> **INPUT**
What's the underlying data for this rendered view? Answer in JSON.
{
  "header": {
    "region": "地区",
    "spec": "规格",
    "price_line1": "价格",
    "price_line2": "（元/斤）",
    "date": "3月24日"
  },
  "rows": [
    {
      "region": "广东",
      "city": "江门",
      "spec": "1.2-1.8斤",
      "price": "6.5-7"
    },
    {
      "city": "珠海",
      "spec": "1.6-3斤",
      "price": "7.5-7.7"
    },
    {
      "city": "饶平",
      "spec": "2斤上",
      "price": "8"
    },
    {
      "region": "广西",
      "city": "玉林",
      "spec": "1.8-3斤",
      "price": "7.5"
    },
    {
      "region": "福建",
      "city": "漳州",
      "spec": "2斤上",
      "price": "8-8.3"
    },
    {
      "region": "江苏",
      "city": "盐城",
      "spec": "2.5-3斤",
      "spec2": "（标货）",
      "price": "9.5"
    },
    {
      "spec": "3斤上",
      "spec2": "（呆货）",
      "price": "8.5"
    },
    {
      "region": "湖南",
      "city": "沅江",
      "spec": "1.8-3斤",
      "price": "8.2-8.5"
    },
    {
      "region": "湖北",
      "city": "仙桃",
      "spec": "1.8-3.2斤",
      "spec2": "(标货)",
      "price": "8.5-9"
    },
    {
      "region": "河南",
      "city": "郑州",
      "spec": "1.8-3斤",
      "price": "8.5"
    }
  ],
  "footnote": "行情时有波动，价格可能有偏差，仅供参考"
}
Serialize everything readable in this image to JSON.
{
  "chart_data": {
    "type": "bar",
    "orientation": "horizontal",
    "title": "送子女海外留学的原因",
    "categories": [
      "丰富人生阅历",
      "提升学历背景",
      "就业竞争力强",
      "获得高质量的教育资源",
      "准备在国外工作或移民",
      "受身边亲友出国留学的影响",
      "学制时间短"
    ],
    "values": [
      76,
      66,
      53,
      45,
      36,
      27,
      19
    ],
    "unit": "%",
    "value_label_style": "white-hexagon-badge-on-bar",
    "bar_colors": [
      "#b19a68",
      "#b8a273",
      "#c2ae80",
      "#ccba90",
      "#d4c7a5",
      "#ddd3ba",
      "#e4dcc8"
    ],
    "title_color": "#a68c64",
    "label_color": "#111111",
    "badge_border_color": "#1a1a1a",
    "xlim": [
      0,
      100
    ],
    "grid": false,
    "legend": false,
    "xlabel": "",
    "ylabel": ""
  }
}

> **TASK REQUIREMENTS**
Look above for lines with the word "region" and copy them all.

> **THE SOLUTION**
    "region": "地区",
      "region": "广东",
      "region": "广西",
      "region": "福建",
      "region": "江苏",
      "region": "湖南",
      "region": "湖北",
      "region": "河南",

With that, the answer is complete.